**TASK:** Update the records below by changing every "Fish for sale" to "Fish on offer" and leave everything else as it is.

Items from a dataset

☆ ☆ ☆ ☆ ☆ ☆ ☆

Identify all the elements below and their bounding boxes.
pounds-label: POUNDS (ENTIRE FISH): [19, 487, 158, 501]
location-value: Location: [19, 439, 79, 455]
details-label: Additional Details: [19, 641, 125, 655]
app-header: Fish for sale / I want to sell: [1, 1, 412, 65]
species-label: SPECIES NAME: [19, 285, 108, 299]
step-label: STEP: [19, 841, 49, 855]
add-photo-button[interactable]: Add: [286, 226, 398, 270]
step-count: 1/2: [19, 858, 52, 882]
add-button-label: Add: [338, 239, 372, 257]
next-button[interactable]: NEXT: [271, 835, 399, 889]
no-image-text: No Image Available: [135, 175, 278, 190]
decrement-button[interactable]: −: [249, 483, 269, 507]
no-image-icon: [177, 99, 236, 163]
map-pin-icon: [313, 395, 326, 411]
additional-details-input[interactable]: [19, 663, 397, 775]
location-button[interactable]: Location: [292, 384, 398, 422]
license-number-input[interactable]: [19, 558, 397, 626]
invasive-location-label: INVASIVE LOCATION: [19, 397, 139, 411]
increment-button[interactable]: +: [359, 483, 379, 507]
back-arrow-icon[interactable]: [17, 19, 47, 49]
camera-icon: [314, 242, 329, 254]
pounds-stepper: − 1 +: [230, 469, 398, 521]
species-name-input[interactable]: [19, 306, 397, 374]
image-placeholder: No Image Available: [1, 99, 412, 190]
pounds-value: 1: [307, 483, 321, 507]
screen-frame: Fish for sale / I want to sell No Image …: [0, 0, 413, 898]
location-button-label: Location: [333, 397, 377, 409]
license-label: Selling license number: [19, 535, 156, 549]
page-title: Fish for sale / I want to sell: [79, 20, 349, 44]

☆ ☆ ☆ ☆ ☆ ☆ ☆

**PROBLEM SOLUTION:**
Identify all the elements below and their bounding boxes.
pounds-label: POUNDS (ENTIRE FISH): [19, 487, 158, 501]
location-value: Location: [19, 439, 79, 455]
details-label: Additional Details: [19, 641, 125, 655]
app-header: Fish on offer / I want to sell: [1, 1, 412, 65]
species-label: SPECIES NAME: [19, 285, 108, 299]
step-label: STEP: [19, 841, 49, 855]
add-photo-button[interactable]: Add: [286, 226, 398, 270]
step-count: 1/2: [19, 858, 52, 882]
add-button-label: Add: [338, 239, 372, 257]
next-button[interactable]: NEXT: [271, 835, 399, 889]
no-image-text: No Image Available: [135, 175, 278, 190]
decrement-button[interactable]: −: [249, 483, 269, 507]
no-image-icon: [177, 99, 236, 163]
map-pin-icon: [313, 395, 326, 411]
additional-details-input[interactable]: [19, 663, 397, 775]
location-button[interactable]: Location: [292, 384, 398, 422]
license-number-input[interactable]: [19, 558, 397, 626]
invasive-location-label: INVASIVE LOCATION: [19, 397, 139, 411]
increment-button[interactable]: +: [359, 483, 379, 507]
back-arrow-icon[interactable]: [17, 19, 47, 49]
camera-icon: [314, 242, 329, 254]
pounds-stepper: − 1 +: [230, 469, 398, 521]
species-name-input[interactable]: [19, 306, 397, 374]
image-placeholder: No Image Available: [1, 99, 412, 190]
pounds-value: 1: [307, 483, 321, 507]
screen-frame: Fish on offer / I want to sell No Image …: [0, 0, 413, 898]
location-button-label: Location: [333, 397, 377, 409]
license-label: Selling license number: [19, 535, 156, 549]
page-title: Fish on offer / I want to sell: [79, 20, 349, 44]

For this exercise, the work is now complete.